Data extract =
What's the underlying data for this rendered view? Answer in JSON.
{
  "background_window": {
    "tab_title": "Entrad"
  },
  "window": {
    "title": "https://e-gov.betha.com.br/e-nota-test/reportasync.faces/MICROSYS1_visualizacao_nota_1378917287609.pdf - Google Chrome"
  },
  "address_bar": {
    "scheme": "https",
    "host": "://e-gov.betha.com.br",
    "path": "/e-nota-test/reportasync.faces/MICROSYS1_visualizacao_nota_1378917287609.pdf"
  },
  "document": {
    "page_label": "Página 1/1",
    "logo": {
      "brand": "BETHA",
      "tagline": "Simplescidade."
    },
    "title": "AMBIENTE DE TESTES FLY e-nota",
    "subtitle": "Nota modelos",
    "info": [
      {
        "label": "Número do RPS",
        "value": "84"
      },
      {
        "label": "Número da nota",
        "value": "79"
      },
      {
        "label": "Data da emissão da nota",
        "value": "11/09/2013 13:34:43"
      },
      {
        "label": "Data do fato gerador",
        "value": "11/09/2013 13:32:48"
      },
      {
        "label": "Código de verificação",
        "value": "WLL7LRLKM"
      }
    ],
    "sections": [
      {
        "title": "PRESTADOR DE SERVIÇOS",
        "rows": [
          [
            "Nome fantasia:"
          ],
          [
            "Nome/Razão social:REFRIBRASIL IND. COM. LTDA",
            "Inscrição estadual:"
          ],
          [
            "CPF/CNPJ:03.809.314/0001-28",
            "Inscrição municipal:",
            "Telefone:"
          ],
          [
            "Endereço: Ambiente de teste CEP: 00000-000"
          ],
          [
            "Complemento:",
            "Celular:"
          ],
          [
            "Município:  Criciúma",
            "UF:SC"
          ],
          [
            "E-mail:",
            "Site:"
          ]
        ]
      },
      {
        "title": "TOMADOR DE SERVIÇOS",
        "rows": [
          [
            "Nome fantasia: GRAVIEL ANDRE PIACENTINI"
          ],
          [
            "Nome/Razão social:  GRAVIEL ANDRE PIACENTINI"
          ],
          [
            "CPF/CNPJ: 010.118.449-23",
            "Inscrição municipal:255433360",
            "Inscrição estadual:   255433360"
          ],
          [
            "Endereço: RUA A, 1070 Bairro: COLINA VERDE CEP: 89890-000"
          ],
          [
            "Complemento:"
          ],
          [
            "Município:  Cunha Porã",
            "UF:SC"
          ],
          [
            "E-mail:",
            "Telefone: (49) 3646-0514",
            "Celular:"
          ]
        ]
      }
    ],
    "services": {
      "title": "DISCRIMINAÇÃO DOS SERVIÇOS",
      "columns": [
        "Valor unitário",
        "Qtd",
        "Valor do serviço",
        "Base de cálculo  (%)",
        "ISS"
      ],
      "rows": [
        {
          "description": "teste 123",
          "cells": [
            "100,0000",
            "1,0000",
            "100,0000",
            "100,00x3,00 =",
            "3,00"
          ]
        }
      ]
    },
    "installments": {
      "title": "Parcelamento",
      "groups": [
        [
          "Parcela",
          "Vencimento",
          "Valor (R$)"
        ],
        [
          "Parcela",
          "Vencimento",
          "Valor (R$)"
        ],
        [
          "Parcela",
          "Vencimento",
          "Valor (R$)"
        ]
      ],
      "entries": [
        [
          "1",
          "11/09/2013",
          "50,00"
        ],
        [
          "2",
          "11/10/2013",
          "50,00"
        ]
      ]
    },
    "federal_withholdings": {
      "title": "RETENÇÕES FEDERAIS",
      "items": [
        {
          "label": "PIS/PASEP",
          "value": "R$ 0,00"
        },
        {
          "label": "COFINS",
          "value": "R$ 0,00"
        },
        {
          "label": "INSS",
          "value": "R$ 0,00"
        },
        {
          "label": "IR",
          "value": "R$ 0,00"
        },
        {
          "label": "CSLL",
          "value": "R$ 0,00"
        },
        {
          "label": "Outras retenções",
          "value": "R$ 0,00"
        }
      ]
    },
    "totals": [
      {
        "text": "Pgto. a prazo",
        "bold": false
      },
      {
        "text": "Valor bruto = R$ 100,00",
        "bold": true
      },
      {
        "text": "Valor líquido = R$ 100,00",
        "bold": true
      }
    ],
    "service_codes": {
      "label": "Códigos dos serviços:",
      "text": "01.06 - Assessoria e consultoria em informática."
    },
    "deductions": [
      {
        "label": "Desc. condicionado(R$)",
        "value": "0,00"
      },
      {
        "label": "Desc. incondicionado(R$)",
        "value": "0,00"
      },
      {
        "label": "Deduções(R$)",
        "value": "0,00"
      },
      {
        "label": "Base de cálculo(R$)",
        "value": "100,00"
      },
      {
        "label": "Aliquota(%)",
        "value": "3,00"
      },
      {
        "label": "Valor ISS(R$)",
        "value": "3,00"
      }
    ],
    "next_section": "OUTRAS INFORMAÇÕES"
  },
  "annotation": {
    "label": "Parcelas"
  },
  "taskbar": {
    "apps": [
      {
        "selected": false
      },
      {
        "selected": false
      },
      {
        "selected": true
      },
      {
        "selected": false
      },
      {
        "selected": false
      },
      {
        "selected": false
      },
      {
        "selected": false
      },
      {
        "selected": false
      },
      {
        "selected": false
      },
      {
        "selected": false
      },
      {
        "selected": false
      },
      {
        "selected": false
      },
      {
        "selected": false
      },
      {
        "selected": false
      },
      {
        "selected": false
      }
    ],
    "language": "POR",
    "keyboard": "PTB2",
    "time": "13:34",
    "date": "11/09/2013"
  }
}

What you are asked to do = Return every record, word for word.

Answer to the problem =
What's the underlying data for this rendered view? Answer in JSON.
{
  "background_window": {
    "tab_title": "Entrad"
  },
  "window": {
    "title": "https://e-gov.betha.com.br/e-nota-test/reportasync.faces/MICROSYS1_visualizacao_nota_1378917287609.pdf - Google Chrome"
  },
  "address_bar": {
    "scheme": "https",
    "host": "://e-gov.betha.com.br",
    "path": "/e-nota-test/reportasync.faces/MICROSYS1_visualizacao_nota_1378917287609.pdf"
  },
  "document": {
    "page_label": "Página 1/1",
    "logo": {
      "brand": "BETHA",
      "tagline": "Simplescidade."
    },
    "title": "AMBIENTE DE TESTES FLY e-nota",
    "subtitle": "Nota modelos",
    "info": [
      {
        "label": "Número do RPS",
        "value": "84"
      },
      {
        "label": "Número da nota",
        "value": "79"
      },
      {
        "label": "Data da emissão da nota",
        "value": "11/09/2013 13:34:43"
      },
      {
        "label": "Data do fato gerador",
        "value": "11/09/2013 13:32:48"
      },
      {
        "label": "Código de verificação",
        "value": "WLL7LRLKM"
      }
    ],
    "sections": [
      {
        "title": "PRESTADOR DE SERVIÇOS",
        "rows": [
          [
            "Nome fantasia:"
          ],
          [
            "Nome/Razão social:REFRIBRASIL IND. COM. LTDA",
            "Inscrição estadual:"
          ],
          [
            "CPF/CNPJ:03.809.314/0001-28",
            "Inscrição municipal:",
            "Telefone:"
          ],
          [
            "Endereço: Ambiente de teste CEP: 00000-000"
          ],
          [
            "Complemento:",
            "Celular:"
          ],
          [
            "Município:  Criciúma",
            "UF:SC"
          ],
          [
            "E-mail:",
            "Site:"
          ]
        ]
      },
      {
        "title": "TOMADOR DE SERVIÇOS",
        "rows": [
          [
            "Nome fantasia: GRAVIEL ANDRE PIACENTINI"
          ],
          [
            "Nome/Razão social:  GRAVIEL ANDRE PIACENTINI"
          ],
          [
            "CPF/CNPJ: 010.118.449-23",
            "Inscrição municipal:255433360",
            "Inscrição estadual:   255433360"
          ],
          [
            "Endereço: RUA A, 1070 Bairro: COLINA VERDE CEP: 89890-000"
          ],
          [
            "Complemento:"
          ],
          [
            "Município:  Cunha Porã",
            "UF:SC"
          ],
          [
            "E-mail:",
            "Telefone: (49) 3646-0514",
            "Celular:"
          ]
        ]
      }
    ],
    "services": {
      "title": "DISCRIMINAÇÃO DOS SERVIÇOS",
      "columns": [
        "Valor unitário",
        "Qtd",
        "Valor do serviço",
        "Base de cálculo  (%)",
        "ISS"
      ],
      "rows": [
        {
          "description": "teste 123",
          "cells": [
            "100,0000",
            "1,0000",
            "100,0000",
            "100,00x3,00 =",
            "3,00"
          ]
        }
      ]
    },
    "installments": {
      "title": "Parcelamento",
      "groups": [
        [
          "Parcela",
          "Vencimento",
          "Valor (R$)"
        ],
        [
          "Parcela",
          "Vencimento",
          "Valor (R$)"
        ],
        [
          "Parcela",
          "Vencimento",
          "Valor (R$)"
        ]
      ],
      "entries": [
        [
          "1",
          "11/09/2013",
          "50,00"
        ],
        [
          "2",
          "11/10/2013",
          "50,00"
        ]
      ]
    },
    "federal_withholdings": {
      "title": "RETENÇÕES FEDERAIS",
      "items": [
        {
          "label": "PIS/PASEP",
          "value": "R$ 0,00"
        },
        {
          "label": "COFINS",
          "value": "R$ 0,00"
        },
        {
          "label": "INSS",
          "value": "R$ 0,00"
        },
        {
          "label": "IR",
          "value": "R$ 0,00"
        },
        {
          "label": "CSLL",
          "value": "R$ 0,00"
        },
        {
          "label": "Outras retenções",
          "value": "R$ 0,00"
        }
      ]
    },
    "totals": [
      {
        "text": "Pgto. a prazo",
        "bold": false
      },
      {
        "text": "Valor bruto = R$ 100,00",
        "bold": true
      },
      {
        "text": "Valor líquido = R$ 100,00",
        "bold": true
      }
    ],
    "service_codes": {
      "label": "Códigos dos serviços:",
      "text": "01.06 - Assessoria e consultoria em informática."
    },
    "deductions": [
      {
        "label": "Desc. condicionado(R$)",
        "value": "0,00"
      },
      {
        "label": "Desc. incondicionado(R$)",
        "value": "0,00"
      },
      {
        "label": "Deduções(R$)",
        "value": "0,00"
      },
      {
        "label": "Base de cálculo(R$)",
        "value": "100,00"
      },
      {
        "label": "Aliquota(%)",
        "value": "3,00"
      },
      {
        "label": "Valor ISS(R$)",
        "value": "3,00"
      }
    ],
    "next_section": "OUTRAS INFORMAÇÕES"
  },
  "annotation": {
    "label": "Parcelas"
  },
  "taskbar": {
    "apps": [
      {
        "selected": false
      },
      {
        "selected": false
      },
      {
        "selected": true
      },
      {
        "selected": false
      },
      {
        "selected": false
      },
      {
        "selected": false
      },
      {
        "selected": false
      },
      {
        "selected": false
      },
      {
        "selected": false
      },
      {
        "selected": false
      },
      {
        "selected": false
      },
      {
        "selected": false
      },
      {
        "selected": false
      },
      {
        "selected": false
      },
      {
        "selected": false
      }
    ],
    "language": "POR",
    "keyboard": "PTB2",
    "time": "13:34",
    "date": "11/09/2013"
  }
}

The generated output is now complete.